◆ **ORDEN DE TRABAJO A**
Indica si cada afirmación coincide con el fragmento sobre Sigfrido y responde sí o no, citando literalmente las palabras del fragmento que lo deciden: (i) Las jóvenes bordadoras visten de negro. (ii) El corazón de Brunilda se conquista por la fuerza de las armas. (iii) Alberich y Hagen conspiran contra Sigfrido movidos por la envidia.
◆ **ORDEN DE TRABAJO B**
Transcribe sin cambios el fragmento sobre Sigfrido, todo lo que va desde "A cambio de" hasta "una vieja estirpe.", ambos incluidos.
◆ **ORDEN DE TRABAJO C**
Prolonga el fragmento sobre Sigfrido a partir de su última oración.
== FRAGMENTO PROPORCIONADO ==
Las brumas y una reunión secreta. Alberich y Hagen, desagraviados por las acciones de Sigfrido, movidos por la envidia y por una ambición desmedida, confabulan contra el héroe, que aún sin pretenderlo, se ha convertido en un duro obstáculo para desarrollar sus planes de poder y riqueza.



Las tres jóvenes bordadoras, de blanco virginal y radiante, recuerdan a las tres nornas, que viven bajo las raíces de Yggdrasil, tejedoras del destino de hombres y mujeres.



A cambio de la mano de Krimilda, Sigfrido conquistará a la bella Brunilda para el rey Hagen. Brunilda es hermosa, fuerte, orgullosa y valiente, hierática, pero también pasional. Su complicado corazón no se conquista con bellas palabras, sino por la fuerza de las armas. La magia y el engaño derrotarán a la reina de Islandia. Germanos y vikingos, hermanos de sangre de una vieja estirpe.
===
== DATOS ==
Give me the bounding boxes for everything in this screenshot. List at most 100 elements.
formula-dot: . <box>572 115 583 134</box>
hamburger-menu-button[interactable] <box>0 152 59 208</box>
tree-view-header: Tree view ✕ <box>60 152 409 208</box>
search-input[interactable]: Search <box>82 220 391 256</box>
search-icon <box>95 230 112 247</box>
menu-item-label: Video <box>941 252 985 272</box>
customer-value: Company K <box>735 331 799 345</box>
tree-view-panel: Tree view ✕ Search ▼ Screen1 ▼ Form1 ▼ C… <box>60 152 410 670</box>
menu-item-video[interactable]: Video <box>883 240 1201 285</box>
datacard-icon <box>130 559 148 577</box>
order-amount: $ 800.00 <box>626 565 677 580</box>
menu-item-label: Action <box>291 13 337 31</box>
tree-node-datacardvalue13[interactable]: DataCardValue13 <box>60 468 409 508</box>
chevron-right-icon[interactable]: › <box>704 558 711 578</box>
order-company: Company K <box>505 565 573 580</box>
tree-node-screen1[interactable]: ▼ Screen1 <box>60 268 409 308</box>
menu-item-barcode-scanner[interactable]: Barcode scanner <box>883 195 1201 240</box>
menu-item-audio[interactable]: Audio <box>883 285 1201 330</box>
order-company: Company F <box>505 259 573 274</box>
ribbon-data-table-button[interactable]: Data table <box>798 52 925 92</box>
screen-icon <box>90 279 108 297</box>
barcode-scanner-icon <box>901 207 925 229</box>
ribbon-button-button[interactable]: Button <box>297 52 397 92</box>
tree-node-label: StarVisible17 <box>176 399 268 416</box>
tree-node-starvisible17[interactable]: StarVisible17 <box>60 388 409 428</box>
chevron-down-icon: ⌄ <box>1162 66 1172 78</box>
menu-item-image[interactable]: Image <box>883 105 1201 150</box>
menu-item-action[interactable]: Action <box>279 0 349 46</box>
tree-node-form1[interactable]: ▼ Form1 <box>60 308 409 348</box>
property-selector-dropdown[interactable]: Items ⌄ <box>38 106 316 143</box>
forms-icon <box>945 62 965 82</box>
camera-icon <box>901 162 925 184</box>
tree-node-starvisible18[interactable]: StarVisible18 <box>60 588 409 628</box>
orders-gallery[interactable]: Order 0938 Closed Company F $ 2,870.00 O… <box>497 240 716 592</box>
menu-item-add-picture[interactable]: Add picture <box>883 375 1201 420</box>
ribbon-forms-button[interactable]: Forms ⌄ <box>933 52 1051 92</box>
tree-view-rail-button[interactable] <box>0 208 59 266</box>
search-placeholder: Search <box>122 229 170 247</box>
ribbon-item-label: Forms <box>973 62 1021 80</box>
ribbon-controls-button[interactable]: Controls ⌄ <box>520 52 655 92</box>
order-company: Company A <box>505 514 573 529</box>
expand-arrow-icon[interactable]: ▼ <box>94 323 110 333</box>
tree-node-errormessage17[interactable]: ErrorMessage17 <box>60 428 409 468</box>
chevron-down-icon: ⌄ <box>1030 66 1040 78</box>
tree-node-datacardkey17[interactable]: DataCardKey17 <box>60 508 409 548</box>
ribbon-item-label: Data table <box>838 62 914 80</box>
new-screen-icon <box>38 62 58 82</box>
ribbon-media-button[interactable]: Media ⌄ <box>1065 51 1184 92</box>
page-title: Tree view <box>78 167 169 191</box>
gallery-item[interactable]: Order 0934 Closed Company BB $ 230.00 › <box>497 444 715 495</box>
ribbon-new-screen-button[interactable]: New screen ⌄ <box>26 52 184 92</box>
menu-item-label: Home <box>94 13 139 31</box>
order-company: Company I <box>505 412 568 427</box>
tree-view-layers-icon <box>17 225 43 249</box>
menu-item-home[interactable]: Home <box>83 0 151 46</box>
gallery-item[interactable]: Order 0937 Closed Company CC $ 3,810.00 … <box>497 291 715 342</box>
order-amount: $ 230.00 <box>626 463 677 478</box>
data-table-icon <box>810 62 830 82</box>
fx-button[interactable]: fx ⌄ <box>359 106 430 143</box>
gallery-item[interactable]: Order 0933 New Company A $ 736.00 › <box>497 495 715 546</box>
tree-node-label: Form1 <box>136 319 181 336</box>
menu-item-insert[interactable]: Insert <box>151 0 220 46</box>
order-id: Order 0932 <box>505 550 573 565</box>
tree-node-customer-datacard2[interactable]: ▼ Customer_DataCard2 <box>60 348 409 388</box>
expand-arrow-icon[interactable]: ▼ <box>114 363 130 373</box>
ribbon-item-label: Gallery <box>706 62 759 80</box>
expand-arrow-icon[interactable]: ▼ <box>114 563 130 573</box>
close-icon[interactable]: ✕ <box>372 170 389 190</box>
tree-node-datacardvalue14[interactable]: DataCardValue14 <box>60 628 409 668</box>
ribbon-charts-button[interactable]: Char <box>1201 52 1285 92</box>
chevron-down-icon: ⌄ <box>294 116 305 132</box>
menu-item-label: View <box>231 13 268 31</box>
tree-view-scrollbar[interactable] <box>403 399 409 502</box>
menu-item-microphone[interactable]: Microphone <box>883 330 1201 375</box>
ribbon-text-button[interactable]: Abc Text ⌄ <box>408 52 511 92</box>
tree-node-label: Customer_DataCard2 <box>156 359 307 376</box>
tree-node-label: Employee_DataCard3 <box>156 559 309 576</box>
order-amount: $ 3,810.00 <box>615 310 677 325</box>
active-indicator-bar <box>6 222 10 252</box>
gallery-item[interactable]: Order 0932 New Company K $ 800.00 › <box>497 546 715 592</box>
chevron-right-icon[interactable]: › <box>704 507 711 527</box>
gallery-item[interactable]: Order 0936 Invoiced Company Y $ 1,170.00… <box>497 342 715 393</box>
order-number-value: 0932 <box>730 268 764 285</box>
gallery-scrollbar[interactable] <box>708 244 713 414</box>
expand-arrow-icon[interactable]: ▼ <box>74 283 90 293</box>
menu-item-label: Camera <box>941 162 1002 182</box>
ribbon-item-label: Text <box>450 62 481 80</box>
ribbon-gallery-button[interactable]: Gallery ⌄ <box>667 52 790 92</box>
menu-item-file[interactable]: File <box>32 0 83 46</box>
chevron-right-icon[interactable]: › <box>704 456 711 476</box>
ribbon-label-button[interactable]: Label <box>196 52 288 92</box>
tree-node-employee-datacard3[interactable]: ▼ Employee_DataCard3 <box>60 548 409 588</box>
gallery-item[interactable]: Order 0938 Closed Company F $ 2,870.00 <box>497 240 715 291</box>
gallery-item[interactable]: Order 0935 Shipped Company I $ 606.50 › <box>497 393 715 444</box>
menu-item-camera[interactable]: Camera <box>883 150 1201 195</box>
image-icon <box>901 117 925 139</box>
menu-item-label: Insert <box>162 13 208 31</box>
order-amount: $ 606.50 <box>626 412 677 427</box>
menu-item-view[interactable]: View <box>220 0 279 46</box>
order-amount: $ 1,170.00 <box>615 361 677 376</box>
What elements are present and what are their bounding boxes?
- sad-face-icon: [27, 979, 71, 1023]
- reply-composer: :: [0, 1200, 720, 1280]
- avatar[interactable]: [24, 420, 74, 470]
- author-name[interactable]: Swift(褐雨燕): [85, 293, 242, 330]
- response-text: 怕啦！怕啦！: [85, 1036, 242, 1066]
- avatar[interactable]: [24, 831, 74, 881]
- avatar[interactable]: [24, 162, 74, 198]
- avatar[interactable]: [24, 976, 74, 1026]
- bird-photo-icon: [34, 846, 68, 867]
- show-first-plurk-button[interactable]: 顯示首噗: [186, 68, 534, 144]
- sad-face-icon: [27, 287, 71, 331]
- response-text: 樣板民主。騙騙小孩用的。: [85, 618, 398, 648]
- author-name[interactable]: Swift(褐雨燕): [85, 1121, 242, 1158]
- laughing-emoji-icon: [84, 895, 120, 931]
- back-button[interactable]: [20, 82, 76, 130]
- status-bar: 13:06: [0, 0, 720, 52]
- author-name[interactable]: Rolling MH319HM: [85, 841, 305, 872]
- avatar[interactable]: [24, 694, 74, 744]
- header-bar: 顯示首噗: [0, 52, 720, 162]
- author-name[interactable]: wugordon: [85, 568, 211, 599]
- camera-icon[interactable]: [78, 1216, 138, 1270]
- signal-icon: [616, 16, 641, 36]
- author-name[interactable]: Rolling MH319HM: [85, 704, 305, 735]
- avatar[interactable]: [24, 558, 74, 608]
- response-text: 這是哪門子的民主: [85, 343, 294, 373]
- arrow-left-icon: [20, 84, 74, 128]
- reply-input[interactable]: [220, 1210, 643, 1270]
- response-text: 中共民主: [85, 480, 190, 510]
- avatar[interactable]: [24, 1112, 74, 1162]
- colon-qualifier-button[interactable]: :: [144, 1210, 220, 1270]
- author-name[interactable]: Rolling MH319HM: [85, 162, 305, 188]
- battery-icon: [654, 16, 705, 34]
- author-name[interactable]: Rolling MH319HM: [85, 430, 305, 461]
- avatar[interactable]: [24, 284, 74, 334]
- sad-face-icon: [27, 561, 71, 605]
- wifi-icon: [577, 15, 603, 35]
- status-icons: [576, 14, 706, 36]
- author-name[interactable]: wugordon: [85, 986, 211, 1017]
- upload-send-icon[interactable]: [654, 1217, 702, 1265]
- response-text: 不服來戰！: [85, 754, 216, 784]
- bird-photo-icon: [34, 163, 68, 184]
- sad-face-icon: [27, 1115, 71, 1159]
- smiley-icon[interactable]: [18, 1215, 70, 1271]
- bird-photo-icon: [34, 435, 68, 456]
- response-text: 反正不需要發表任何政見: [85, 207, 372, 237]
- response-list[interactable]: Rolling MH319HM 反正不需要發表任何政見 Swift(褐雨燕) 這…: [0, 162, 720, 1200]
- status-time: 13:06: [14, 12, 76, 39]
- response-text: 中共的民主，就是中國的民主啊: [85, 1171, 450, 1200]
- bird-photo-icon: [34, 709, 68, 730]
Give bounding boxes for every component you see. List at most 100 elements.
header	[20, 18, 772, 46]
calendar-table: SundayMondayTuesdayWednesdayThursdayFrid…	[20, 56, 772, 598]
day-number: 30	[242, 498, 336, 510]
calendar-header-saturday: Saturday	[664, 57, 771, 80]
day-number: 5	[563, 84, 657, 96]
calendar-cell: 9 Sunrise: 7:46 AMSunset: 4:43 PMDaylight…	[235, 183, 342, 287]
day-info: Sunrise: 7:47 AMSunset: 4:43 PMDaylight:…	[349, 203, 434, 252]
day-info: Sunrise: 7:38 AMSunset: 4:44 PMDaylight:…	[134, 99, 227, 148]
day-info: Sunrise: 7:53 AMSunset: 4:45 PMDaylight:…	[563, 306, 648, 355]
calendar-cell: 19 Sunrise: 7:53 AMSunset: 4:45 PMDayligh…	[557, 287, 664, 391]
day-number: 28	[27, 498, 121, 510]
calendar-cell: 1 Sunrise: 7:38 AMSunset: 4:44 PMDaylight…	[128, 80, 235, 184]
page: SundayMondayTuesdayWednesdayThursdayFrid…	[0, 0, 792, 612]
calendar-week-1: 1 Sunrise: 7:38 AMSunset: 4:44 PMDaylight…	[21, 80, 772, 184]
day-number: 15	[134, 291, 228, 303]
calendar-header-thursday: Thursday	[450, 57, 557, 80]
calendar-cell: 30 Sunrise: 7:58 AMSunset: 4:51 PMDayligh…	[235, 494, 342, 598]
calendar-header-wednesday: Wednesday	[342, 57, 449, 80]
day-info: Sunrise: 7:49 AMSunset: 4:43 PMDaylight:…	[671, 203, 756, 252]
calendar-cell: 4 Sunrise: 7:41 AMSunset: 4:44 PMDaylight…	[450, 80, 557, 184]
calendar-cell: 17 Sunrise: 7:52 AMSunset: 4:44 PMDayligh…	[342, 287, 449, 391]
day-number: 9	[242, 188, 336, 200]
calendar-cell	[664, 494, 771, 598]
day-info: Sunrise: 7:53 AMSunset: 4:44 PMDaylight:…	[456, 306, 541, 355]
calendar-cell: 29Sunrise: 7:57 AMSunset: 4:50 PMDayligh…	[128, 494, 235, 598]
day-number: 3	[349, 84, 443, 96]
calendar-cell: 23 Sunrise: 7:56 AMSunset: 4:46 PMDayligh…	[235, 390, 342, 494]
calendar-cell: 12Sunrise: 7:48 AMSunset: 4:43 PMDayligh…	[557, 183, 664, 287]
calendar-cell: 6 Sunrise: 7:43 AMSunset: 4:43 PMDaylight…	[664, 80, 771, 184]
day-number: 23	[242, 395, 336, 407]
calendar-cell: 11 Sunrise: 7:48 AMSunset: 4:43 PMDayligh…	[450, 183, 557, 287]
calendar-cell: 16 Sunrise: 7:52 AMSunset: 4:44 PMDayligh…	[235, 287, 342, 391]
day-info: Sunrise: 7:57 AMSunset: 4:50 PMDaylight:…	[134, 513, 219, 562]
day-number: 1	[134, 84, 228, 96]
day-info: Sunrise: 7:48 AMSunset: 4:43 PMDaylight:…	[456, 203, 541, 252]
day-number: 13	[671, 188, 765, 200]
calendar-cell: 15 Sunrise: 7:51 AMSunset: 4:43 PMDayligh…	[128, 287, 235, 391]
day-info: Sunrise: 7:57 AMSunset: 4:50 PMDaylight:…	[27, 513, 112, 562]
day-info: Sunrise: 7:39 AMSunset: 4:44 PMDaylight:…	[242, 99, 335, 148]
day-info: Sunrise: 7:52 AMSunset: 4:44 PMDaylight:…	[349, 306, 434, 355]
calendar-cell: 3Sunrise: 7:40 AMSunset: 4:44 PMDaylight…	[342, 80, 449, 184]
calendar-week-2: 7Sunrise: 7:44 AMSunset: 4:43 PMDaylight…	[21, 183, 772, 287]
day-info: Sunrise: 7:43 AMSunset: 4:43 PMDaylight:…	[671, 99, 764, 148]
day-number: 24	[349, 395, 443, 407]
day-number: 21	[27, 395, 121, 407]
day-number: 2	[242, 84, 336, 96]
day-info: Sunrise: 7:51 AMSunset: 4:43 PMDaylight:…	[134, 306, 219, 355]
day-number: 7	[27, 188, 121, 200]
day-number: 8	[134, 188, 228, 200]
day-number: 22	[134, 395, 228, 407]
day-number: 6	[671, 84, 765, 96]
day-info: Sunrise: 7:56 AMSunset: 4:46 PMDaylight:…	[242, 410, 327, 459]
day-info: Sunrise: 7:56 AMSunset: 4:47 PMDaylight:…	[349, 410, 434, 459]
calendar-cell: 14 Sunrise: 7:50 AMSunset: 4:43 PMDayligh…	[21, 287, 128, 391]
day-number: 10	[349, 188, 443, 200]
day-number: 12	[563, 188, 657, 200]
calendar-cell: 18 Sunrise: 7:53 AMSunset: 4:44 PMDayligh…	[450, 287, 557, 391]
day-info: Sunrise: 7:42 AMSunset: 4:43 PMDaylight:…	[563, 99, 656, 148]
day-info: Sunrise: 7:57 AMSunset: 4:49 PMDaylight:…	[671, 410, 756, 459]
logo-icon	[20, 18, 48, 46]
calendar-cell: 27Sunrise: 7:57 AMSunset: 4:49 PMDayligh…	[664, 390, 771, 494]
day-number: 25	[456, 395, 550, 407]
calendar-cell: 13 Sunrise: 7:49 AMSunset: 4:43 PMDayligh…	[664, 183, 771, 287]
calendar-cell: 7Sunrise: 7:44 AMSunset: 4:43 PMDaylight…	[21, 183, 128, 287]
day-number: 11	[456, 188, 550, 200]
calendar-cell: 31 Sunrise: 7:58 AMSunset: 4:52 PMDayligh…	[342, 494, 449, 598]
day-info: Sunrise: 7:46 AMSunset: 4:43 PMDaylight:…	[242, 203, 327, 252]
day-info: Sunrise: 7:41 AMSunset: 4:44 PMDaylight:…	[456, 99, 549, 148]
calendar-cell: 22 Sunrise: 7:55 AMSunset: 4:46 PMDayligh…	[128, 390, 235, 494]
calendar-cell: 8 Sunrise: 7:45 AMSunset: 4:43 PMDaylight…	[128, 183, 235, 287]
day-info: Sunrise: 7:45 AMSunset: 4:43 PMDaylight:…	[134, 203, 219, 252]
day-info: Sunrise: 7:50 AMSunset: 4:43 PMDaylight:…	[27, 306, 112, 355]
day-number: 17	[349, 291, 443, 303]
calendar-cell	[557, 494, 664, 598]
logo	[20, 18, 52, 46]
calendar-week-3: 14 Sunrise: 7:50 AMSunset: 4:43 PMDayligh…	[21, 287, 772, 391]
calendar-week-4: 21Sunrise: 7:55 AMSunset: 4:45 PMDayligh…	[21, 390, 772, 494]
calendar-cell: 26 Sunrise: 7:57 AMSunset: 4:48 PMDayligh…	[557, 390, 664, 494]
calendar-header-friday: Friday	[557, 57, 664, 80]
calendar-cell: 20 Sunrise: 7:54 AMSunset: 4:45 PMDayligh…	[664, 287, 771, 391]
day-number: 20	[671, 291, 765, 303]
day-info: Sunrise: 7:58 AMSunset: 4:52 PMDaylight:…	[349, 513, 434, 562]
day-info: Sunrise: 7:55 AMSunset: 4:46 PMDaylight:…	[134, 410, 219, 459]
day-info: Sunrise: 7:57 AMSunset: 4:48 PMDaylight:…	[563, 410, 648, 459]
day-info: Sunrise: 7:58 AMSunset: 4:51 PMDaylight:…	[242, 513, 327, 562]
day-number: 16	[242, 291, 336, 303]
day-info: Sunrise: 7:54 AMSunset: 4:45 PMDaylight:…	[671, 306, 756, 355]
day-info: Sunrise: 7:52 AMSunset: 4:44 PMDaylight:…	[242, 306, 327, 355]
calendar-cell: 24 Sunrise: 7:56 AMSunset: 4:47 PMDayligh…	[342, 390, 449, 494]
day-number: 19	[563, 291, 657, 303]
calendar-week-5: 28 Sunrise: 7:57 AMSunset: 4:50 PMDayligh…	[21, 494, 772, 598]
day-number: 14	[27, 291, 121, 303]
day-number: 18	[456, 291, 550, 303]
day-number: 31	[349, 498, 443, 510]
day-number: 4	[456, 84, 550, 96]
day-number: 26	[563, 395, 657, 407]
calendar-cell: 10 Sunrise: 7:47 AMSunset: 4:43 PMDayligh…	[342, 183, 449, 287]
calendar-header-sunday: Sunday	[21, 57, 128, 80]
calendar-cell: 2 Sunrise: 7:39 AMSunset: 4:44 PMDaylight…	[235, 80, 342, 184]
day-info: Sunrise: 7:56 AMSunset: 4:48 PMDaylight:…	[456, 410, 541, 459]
===
◆ **RESULTADO DEL EJERCICIO A**
(i) No: "Las tres jóvenes bordadoras, de blanco virginal y radiante".
(ii) Sí: "Su complicado corazón no se conquista con bellas palabras, sino por la fuerza de las armas."
(iii) Sí: "movidos por la envidia y por una ambición desmedida, confabulan contra el héroe".

◆ **RESULTADO DEL EJERCICIO B**
A cambio de la mano de Krimilda, Sigfrido conquistará a la bella Brunilda para el rey Hagen. Brunilda es hermosa, fuerte, orgullosa y valiente, hierática, pero también pasional. Su complicado corazón no se conquista con bellas palabras, sino por la fuerza de las armas. La magia y el engaño derrotarán a la reina de Islandia. Germanos y vikingos, hermanos de sangre de una vieja estirpe.

◆ **RESULTADO DEL EJERCICIO C**
Miedo, un sentimiento que confunde irremediablemente a Brunilda. Una emoción que suele acompañar al amor. Cuando nos enamoramos nos volvemos vulnerables. La reina se siente extraña en compañía de Sigfrido, y no es capaz de confesar a su alma los verdaderos motivos.



Krimilda y Brunilda frente a frente, dos mujeres, dos pasiones, dos amores diferentes para Sigfrido. Un alma envenenada clama venganza.




La lanza y la traición, el héroe inocente y confiado sucumbe a la mentira y al engaño. La vida misma. El cobarde siempre ataca por la espalda.




En la noche la comitiva marcha a través del bosque, los hombres compungidos portan antorchas, y el blanco corcel sigue de cerca el cuerpo sin vida del héroe. El traslado del cadáver de Sigfrido, mientras suena la marcha fúnebre compuesta por Wagner, es el momento más emotivo de toda la película.




Los cielos anuncian a Krimilda el fatal desenlace, la tragedia inevitable. Su corazón muere con el de Sigfrido.



Hagen roba el anillo y huye en busca del tesoro. Todo se desmorona, es el crepúsculo de los Dioses. Cae el telón.

miércoles, 3 de septiembre de 2014

WALTER DE LAS MANOS FUERTES.



Waltharius manur fortis, hijo del rey de Aquitania es el protagonista de un antiguo poema emparentado con las sagas germánicas y el célebre Cantar de los Nibelungos.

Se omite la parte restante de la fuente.